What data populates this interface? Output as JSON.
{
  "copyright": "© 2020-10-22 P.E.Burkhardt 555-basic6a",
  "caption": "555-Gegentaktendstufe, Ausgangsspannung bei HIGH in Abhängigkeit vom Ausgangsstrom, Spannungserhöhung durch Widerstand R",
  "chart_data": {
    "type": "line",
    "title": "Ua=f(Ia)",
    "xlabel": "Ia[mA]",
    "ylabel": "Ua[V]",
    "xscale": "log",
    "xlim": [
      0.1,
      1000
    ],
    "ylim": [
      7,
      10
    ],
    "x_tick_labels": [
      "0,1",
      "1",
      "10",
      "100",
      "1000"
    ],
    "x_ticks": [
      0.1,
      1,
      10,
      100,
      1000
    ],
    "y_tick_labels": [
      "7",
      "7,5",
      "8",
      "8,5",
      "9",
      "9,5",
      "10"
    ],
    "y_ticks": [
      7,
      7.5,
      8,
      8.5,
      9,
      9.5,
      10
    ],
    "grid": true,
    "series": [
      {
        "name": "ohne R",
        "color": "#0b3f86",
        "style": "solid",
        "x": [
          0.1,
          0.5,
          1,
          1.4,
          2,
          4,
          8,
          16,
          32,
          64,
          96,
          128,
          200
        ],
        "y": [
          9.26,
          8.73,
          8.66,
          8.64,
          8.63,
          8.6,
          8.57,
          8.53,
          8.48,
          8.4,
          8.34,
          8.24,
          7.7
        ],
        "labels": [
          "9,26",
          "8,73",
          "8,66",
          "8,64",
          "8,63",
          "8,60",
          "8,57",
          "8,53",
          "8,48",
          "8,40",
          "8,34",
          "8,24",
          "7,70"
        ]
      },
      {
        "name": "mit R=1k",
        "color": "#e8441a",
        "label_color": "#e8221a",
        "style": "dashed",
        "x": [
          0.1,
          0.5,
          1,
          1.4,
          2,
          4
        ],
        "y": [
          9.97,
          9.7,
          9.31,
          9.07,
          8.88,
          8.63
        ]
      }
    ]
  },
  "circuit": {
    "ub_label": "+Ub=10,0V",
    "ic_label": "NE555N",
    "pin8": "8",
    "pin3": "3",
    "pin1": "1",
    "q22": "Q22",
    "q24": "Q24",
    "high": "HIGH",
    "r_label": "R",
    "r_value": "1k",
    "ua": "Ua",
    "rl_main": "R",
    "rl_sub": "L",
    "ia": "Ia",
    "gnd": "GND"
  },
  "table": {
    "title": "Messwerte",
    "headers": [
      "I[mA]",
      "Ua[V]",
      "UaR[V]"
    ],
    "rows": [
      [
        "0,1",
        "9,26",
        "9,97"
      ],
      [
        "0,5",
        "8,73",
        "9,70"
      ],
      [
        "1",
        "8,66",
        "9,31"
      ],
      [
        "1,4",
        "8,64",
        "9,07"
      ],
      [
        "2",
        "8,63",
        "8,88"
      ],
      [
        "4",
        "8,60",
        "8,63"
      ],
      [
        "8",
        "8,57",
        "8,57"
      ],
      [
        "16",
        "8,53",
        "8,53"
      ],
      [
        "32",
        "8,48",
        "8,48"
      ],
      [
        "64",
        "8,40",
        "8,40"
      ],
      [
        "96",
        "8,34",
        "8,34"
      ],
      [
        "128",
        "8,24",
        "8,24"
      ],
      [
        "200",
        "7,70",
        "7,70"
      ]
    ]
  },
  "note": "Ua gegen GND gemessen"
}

### Description of the task:
Return the lines above exactly, keeping every word.

### Written answer:
What data populates this interface? Output as JSON.
{
  "copyright": "© 2020-10-22 P.E.Burkhardt 555-basic6a",
  "caption": "555-Gegentaktendstufe, Ausgangsspannung bei HIGH in Abhängigkeit vom Ausgangsstrom, Spannungserhöhung durch Widerstand R",
  "chart_data": {
    "type": "line",
    "title": "Ua=f(Ia)",
    "xlabel": "Ia[mA]",
    "ylabel": "Ua[V]",
    "xscale": "log",
    "xlim": [
      0.1,
      1000
    ],
    "ylim": [
      7,
      10
    ],
    "x_tick_labels": [
      "0,1",
      "1",
      "10",
      "100",
      "1000"
    ],
    "x_ticks": [
      0.1,
      1,
      10,
      100,
      1000
    ],
    "y_tick_labels": [
      "7",
      "7,5",
      "8",
      "8,5",
      "9",
      "9,5",
      "10"
    ],
    "y_ticks": [
      7,
      7.5,
      8,
      8.5,
      9,
      9.5,
      10
    ],
    "grid": true,
    "series": [
      {
        "name": "ohne R",
        "color": "#0b3f86",
        "style": "solid",
        "x": [
          0.1,
          0.5,
          1,
          1.4,
          2,
          4,
          8,
          16,
          32,
          64,
          96,
          128,
          200
        ],
        "y": [
          9.26,
          8.73,
          8.66,
          8.64,
          8.63,
          8.6,
          8.57,
          8.53,
          8.48,
          8.4,
          8.34,
          8.24,
          7.7
        ],
        "labels": [
          "9,26",
          "8,73",
          "8,66",
          "8,64",
          "8,63",
          "8,60",
          "8,57",
          "8,53",
          "8,48",
          "8,40",
          "8,34",
          "8,24",
          "7,70"
        ]
      },
      {
        "name": "mit R=1k",
        "color": "#e8441a",
        "label_color": "#e8221a",
        "style": "dashed",
        "x": [
          0.1,
          0.5,
          1,
          1.4,
          2,
          4
        ],
        "y": [
          9.97,
          9.7,
          9.31,
          9.07,
          8.88,
          8.63
        ]
      }
    ]
  },
  "circuit": {
    "ub_label": "+Ub=10,0V",
    "ic_label": "NE555N",
    "pin8": "8",
    "pin3": "3",
    "pin1": "1",
    "q22": "Q22",
    "q24": "Q24",
    "high": "HIGH",
    "r_label": "R",
    "r_value": "1k",
    "ua": "Ua",
    "rl_main": "R",
    "rl_sub": "L",
    "ia": "Ia",
    "gnd": "GND"
  },
  "table": {
    "title": "Messwerte",
    "headers": [
      "I[mA]",
      "Ua[V]",
      "UaR[V]"
    ],
    "rows": [
      [
        "0,1",
        "9,26",
        "9,97"
      ],
      [
        "0,5",
        "8,73",
        "9,70"
      ],
      [
        "1",
        "8,66",
        "9,31"
      ],
      [
        "1,4",
        "8,64",
        "9,07"
      ],
      [
        "2",
        "8,63",
        "8,88"
      ],
      [
        "4",
        "8,60",
        "8,63"
      ],
      [
        "8",
        "8,57",
        "8,57"
      ],
      [
        "16",
        "8,53",
        "8,53"
      ],
      [
        "32",
        "8,48",
        "8,48"
      ],
      [
        "64",
        "8,40",
        "8,40"
      ],
      [
        "96",
        "8,34",
        "8,34"
      ],
      [
        "128",
        "8,24",
        "8,24"
      ],
      [
        "200",
        "7,70",
        "7,70"
      ]
    ]
  },
  "note": "Ua gegen GND gemessen"
}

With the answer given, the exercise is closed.